### Exercise prompt
Repeat everything from the line that contains "card-header: Stock Adjustment: [96, 69, 315, 95]" down to the line that contains "add-stock-button[interactable]: Add Stock: [95, 201, 388, 258]", including both of those lines.

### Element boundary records
****

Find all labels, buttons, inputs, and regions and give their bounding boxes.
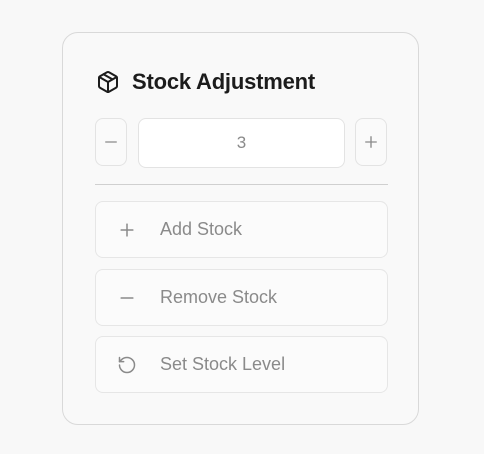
card-header: Stock Adjustment: [96, 69, 315, 95]
minus-icon: [102, 133, 120, 151]
add-stock-label: Add Stock: [160, 219, 243, 239]
minus-icon: [117, 288, 137, 308]
quantity-input[interactable]: 3: [138, 118, 345, 168]
card-title: Stock Adjustment: [132, 69, 316, 94]
stock-adjustment-card: Stock Adjustment 3 Add Stock Remove Stoc…: [62, 32, 419, 425]
rotate-ccw-icon: [117, 355, 137, 375]
package-icon: [96, 70, 120, 94]
quantity-stepper: 3: [95, 118, 388, 168]
remove-stock-button[interactable]: Remove Stock: [95, 269, 388, 326]
decrement-button[interactable]: [95, 118, 127, 166]
add-stock-button[interactable]: Add Stock: [95, 201, 388, 258]
divider: [95, 184, 388, 185]
set-stock-level-button[interactable]: Set Stock Level: [95, 336, 388, 393]
set-stock-level-label: Set Stock Level: [160, 354, 286, 374]
plus-icon: [362, 133, 380, 151]
plus-icon: [117, 220, 137, 240]
increment-button[interactable]: [355, 118, 387, 166]
remove-stock-label: Remove Stock: [160, 287, 278, 307]
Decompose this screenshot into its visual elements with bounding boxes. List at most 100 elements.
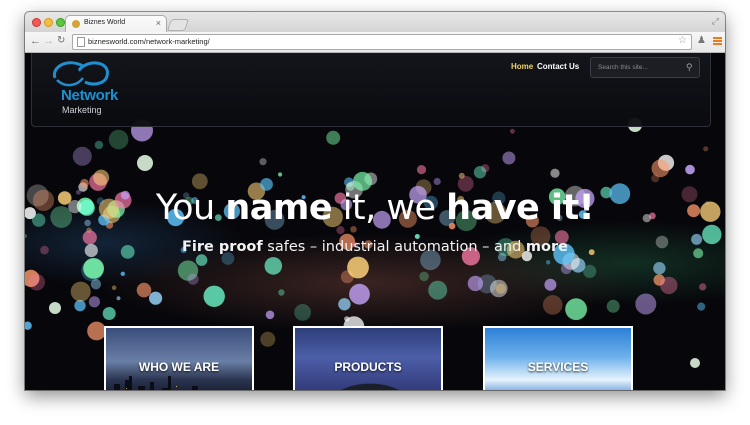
bokeh-light [80, 178, 89, 188]
bokeh-light [191, 173, 208, 190]
bokeh-light [699, 283, 707, 291]
hero-title: You name it, we have it! [155, 188, 595, 228]
bokeh-light [697, 302, 706, 311]
bokeh-light [120, 271, 126, 276]
bokeh-light [467, 275, 484, 292]
bokeh-light [28, 273, 45, 291]
logo-subtitle: Marketing [62, 105, 102, 115]
bokeh-light [94, 140, 104, 150]
bokeh-light [25, 321, 32, 330]
bokeh-light [195, 254, 208, 266]
tab-close-icon[interactable]: × [156, 18, 161, 28]
services-tile[interactable]: SERVICES [483, 326, 633, 390]
minimize-window-button[interactable] [44, 18, 53, 27]
bokeh-light [606, 299, 620, 313]
bokeh-light [326, 130, 341, 145]
bokeh-light [416, 165, 427, 175]
bokeh-light [72, 146, 92, 166]
bokeh-light [265, 310, 275, 320]
nav-home-link[interactable]: Home [511, 62, 533, 71]
bokeh-light [433, 177, 441, 186]
bokeh-light [259, 158, 267, 166]
tab-title: Biznes World [84, 19, 126, 26]
bokeh-light [136, 282, 152, 298]
bokeh-light [88, 296, 100, 308]
address-bar[interactable]: biznesworld.com/network-marketing/ ☆ [72, 34, 692, 50]
search-box: ⚲ [590, 57, 700, 78]
bokeh-light [419, 271, 429, 282]
bokeh-light [93, 169, 110, 186]
search-input[interactable] [591, 58, 684, 77]
bokeh-light [583, 264, 597, 278]
browser-tab[interactable]: Biznes World × [65, 15, 167, 33]
bokeh-light [510, 128, 515, 134]
hero-subtitle: Fire proof safes – industrial automation… [182, 239, 568, 255]
bokeh-light [111, 285, 117, 290]
bokeh-light [90, 279, 102, 290]
bokeh-light [108, 129, 129, 150]
bokeh-light [278, 289, 285, 296]
fullscreen-icon[interactable]: ⤢ [712, 16, 719, 27]
hamburger-icon[interactable] [713, 37, 722, 45]
bokeh-light [70, 281, 91, 302]
bokeh-light [635, 293, 657, 315]
products-tile[interactable]: PRODUCTS [293, 326, 443, 390]
bokeh-light [349, 283, 370, 305]
bokeh-light [550, 168, 560, 178]
bokeh-light [102, 307, 116, 320]
site-header: Network Marketing Home Contact Us ⚲ [31, 53, 711, 127]
page-icon [77, 37, 85, 47]
browser-window: Biznes World × ⤢ ← → ↻ biznesworld.com/n… [25, 12, 725, 390]
arrow-right-icon[interactable]: → [43, 35, 54, 47]
bokeh-light [685, 164, 695, 175]
bokeh-light [560, 263, 572, 275]
bokeh-light [278, 172, 283, 177]
nav-contact-link[interactable]: Contact Us [537, 62, 579, 71]
bokeh-light [264, 257, 283, 275]
bokeh-light [473, 166, 487, 179]
bokeh-light [137, 155, 153, 171]
bokeh-light [344, 316, 350, 322]
bokeh-light [690, 358, 700, 368]
bokeh-light [338, 298, 351, 311]
logo-title[interactable]: Network [61, 87, 118, 104]
who-we-are-label: WHO WE ARE [138, 360, 220, 374]
bokeh-light [83, 258, 104, 279]
bokeh-light [660, 276, 678, 295]
bokeh-light [703, 146, 709, 152]
title-bar: Biznes World × ⤢ [25, 12, 725, 33]
bokeh-light [502, 151, 516, 165]
bokeh-light [428, 280, 448, 300]
browser-toolbar: ← → ↻ biznesworld.com/network-marketing/… [25, 32, 725, 53]
new-tab-button[interactable] [166, 19, 190, 31]
bokeh-light [25, 234, 28, 238]
bokeh-light [565, 298, 587, 321]
bokeh-light [347, 256, 369, 279]
search-icon[interactable]: ⚲ [686, 62, 693, 73]
extension-icon[interactable]: ♟ [697, 35, 706, 46]
close-window-button[interactable] [32, 18, 41, 27]
bokeh-light [651, 159, 670, 178]
bokeh-light [544, 278, 557, 291]
maximize-window-button[interactable] [56, 18, 65, 27]
reload-icon[interactable]: ↻ [57, 35, 65, 47]
bokeh-light [149, 291, 163, 305]
bokeh-light [653, 262, 666, 275]
star-icon[interactable]: ☆ [678, 35, 687, 46]
bokeh-light [74, 299, 86, 312]
bokeh-light [187, 273, 199, 285]
bokeh-light [294, 304, 311, 321]
bokeh-light [542, 295, 563, 315]
bokeh-light [116, 296, 121, 301]
favicon-icon [72, 20, 80, 28]
url-text[interactable]: biznesworld.com/network-marketing/ [88, 37, 210, 46]
arrow-left-icon[interactable]: ← [30, 35, 41, 47]
who-we-are-tile[interactable]: WHO WE ARE [104, 326, 254, 390]
bokeh-light [260, 331, 276, 347]
products-label: PRODUCTS [334, 360, 402, 374]
bokeh-light [495, 283, 506, 294]
services-label: SERVICES [527, 360, 589, 374]
bokeh-light [203, 285, 225, 307]
bokeh-light [49, 302, 61, 314]
bokeh-light [546, 260, 551, 265]
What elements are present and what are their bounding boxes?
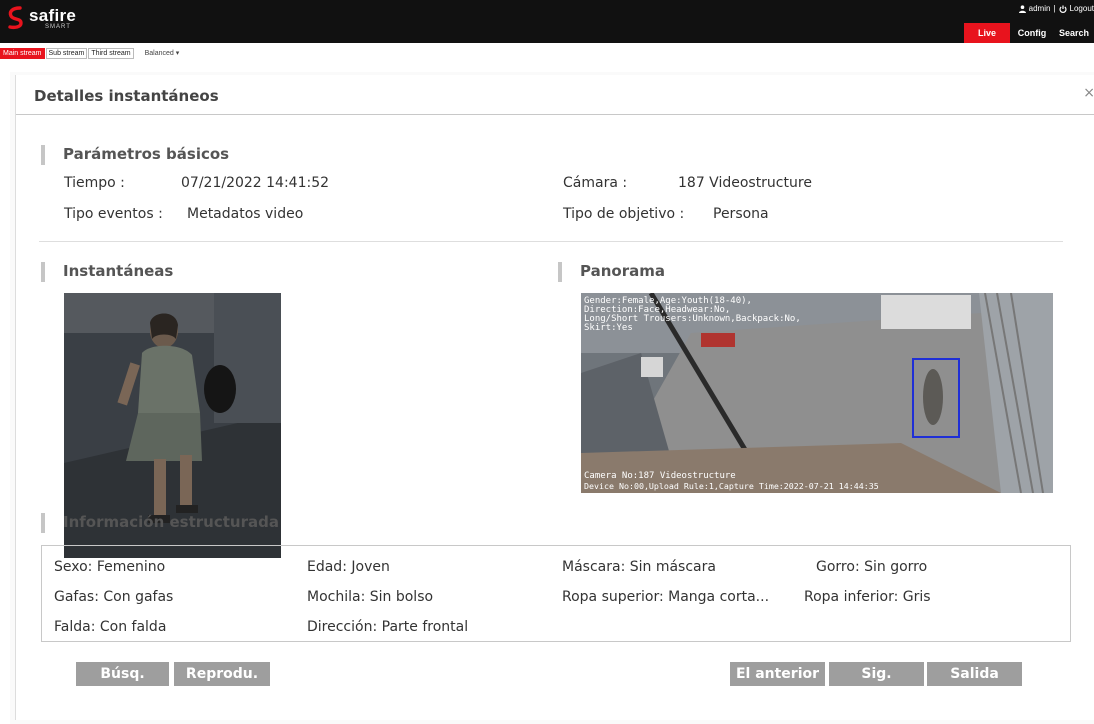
sub-stream-button[interactable]: Sub stream bbox=[45, 47, 88, 59]
search-button[interactable]: Búsq. bbox=[76, 662, 169, 686]
attr-direction: Dirección: Parte frontal bbox=[307, 619, 468, 635]
section-title-structured: Información estructurada bbox=[41, 513, 279, 533]
section-divider bbox=[39, 241, 1063, 242]
section-title-snapshots: Instantáneas bbox=[41, 262, 173, 282]
attr-label: Ropa inferior: bbox=[804, 589, 899, 605]
attr-value: Gris bbox=[902, 589, 931, 605]
previous-button[interactable]: El anterior bbox=[730, 662, 825, 686]
attr-value: Sin bolso bbox=[369, 589, 434, 605]
attr-label: Edad: bbox=[307, 559, 347, 575]
panorama-image[interactable]: Gender:Female,Age:Youth(18-40), Directio… bbox=[581, 293, 1053, 493]
event-type-value: Metadatos video bbox=[187, 206, 304, 222]
snapshot-details-dialog: Detalles instantáneos × Parámetros básic… bbox=[15, 75, 1094, 720]
tab-live[interactable]: Live bbox=[964, 23, 1010, 43]
attr-hat: Gorro: Sin gorro bbox=[816, 559, 927, 575]
playback-button[interactable]: Reprodu. bbox=[174, 662, 270, 686]
panorama-overlay-device: Device No:00,Upload Rule:1,Capture Time:… bbox=[584, 481, 879, 491]
attr-glasses: Gafas: Con gafas bbox=[54, 589, 173, 605]
attr-label: Gafas: bbox=[54, 589, 99, 605]
attr-skirt: Falda: Con falda bbox=[54, 619, 166, 635]
stream-bar: Main stream Sub stream Third stream Bala… bbox=[0, 43, 1094, 63]
attr-value: Femenino bbox=[96, 559, 166, 575]
attr-value: Parte frontal bbox=[381, 619, 469, 635]
event-type-label: Tipo eventos : bbox=[64, 206, 163, 222]
tab-config[interactable]: Config bbox=[1010, 23, 1054, 43]
attr-age: Edad: Joven bbox=[307, 559, 390, 575]
attr-label: Mochila: bbox=[307, 589, 366, 605]
panorama-overlay-camera: Camera No:187 Videostructure bbox=[584, 471, 736, 481]
quality-select[interactable]: Balanced ▾ bbox=[145, 49, 180, 57]
attr-label: Sexo: bbox=[54, 559, 93, 575]
camera-value: 187 Videostructure bbox=[678, 175, 812, 191]
safire-logo-icon bbox=[8, 6, 23, 30]
tab-search[interactable]: Search bbox=[1054, 23, 1094, 43]
attr-value: Con gafas bbox=[103, 589, 174, 605]
attr-mask: Máscara: Sin máscara bbox=[562, 559, 716, 575]
attr-value: Sin gorro bbox=[864, 559, 928, 575]
dialog-header: Detalles instantáneos × bbox=[16, 75, 1094, 115]
attr-lower-clothing: Ropa inferior: Gris bbox=[804, 589, 931, 605]
attr-value: Con falda bbox=[99, 619, 167, 635]
chevron-down-icon: ▾ bbox=[175, 50, 180, 57]
attr-upper-clothing: Ropa superior: Manga corta... bbox=[562, 589, 769, 605]
third-stream-button[interactable]: Third stream bbox=[88, 47, 134, 59]
camera-label: Cámara : bbox=[563, 175, 628, 191]
attr-value: Joven bbox=[351, 559, 390, 575]
attr-sex: Sexo: Femenino bbox=[54, 559, 165, 575]
user-icon bbox=[1018, 4, 1026, 13]
panorama-overlay-line-4: Skirt:Yes bbox=[584, 323, 633, 333]
time-value: 07/21/2022 14:41:52 bbox=[181, 175, 330, 191]
power-icon[interactable] bbox=[1058, 5, 1067, 13]
quality-value: Balanced bbox=[144, 50, 174, 57]
attr-label: Gorro: bbox=[816, 559, 860, 575]
time-label: Tiempo : bbox=[64, 175, 125, 191]
logout-link[interactable]: Logout bbox=[1070, 4, 1094, 13]
user-name[interactable]: admin bbox=[1029, 4, 1051, 13]
main-stream-button[interactable]: Main stream bbox=[0, 47, 45, 59]
attr-backpack: Mochila: Sin bolso bbox=[307, 589, 433, 605]
target-type-value: Persona bbox=[713, 206, 769, 222]
attr-label: Dirección: bbox=[307, 619, 378, 635]
section-title-panorama: Panorama bbox=[558, 262, 665, 282]
logo-name: safire bbox=[29, 5, 77, 25]
attr-value: Sin máscara bbox=[629, 559, 716, 575]
user-separator: | bbox=[1053, 4, 1056, 13]
exit-button[interactable]: Salida bbox=[927, 662, 1022, 686]
next-button[interactable]: Sig. bbox=[829, 662, 924, 686]
dialog-title: Detalles instantáneos bbox=[34, 87, 219, 105]
top-bar: safire SMART admin | Logout Live Config … bbox=[0, 0, 1094, 43]
attr-label: Falda: bbox=[54, 619, 96, 635]
user-area: admin | Logout bbox=[1018, 4, 1094, 13]
attr-label: Ropa superior: bbox=[562, 589, 664, 605]
section-title-basic: Parámetros básicos bbox=[41, 145, 229, 165]
structured-info-box: Sexo: Femenino Edad: Joven Máscara: Sin … bbox=[41, 545, 1071, 642]
close-icon[interactable]: × bbox=[1083, 85, 1094, 101]
target-type-label: Tipo de objetivo : bbox=[563, 206, 685, 222]
attr-value: Manga corta... bbox=[668, 589, 770, 605]
brand-logo: safire SMART bbox=[6, 6, 76, 30]
main-nav: Live Config Search bbox=[964, 23, 1094, 43]
attr-label: Máscara: bbox=[562, 559, 626, 575]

****

### Solution to this exercise
card-header: Stock Adjustment: [96, 69, 315, 95]
minus-icon: [102, 133, 120, 151]
add-stock-label: Add Stock: [160, 219, 243, 239]
minus-icon: [117, 288, 137, 308]
quantity-input[interactable]: 3: [138, 118, 345, 168]
card-title: Stock Adjustment: [132, 69, 316, 94]
stock-adjustment-card: Stock Adjustment 3 Add Stock Remove Stoc…: [62, 32, 419, 425]
rotate-ccw-icon: [117, 355, 137, 375]
package-icon: [96, 70, 120, 94]
quantity-stepper: 3: [95, 118, 388, 168]
remove-stock-button[interactable]: Remove Stock: [95, 269, 388, 326]
decrement-button[interactable]: [95, 118, 127, 166]
add-stock-button[interactable]: Add Stock: [95, 201, 388, 258]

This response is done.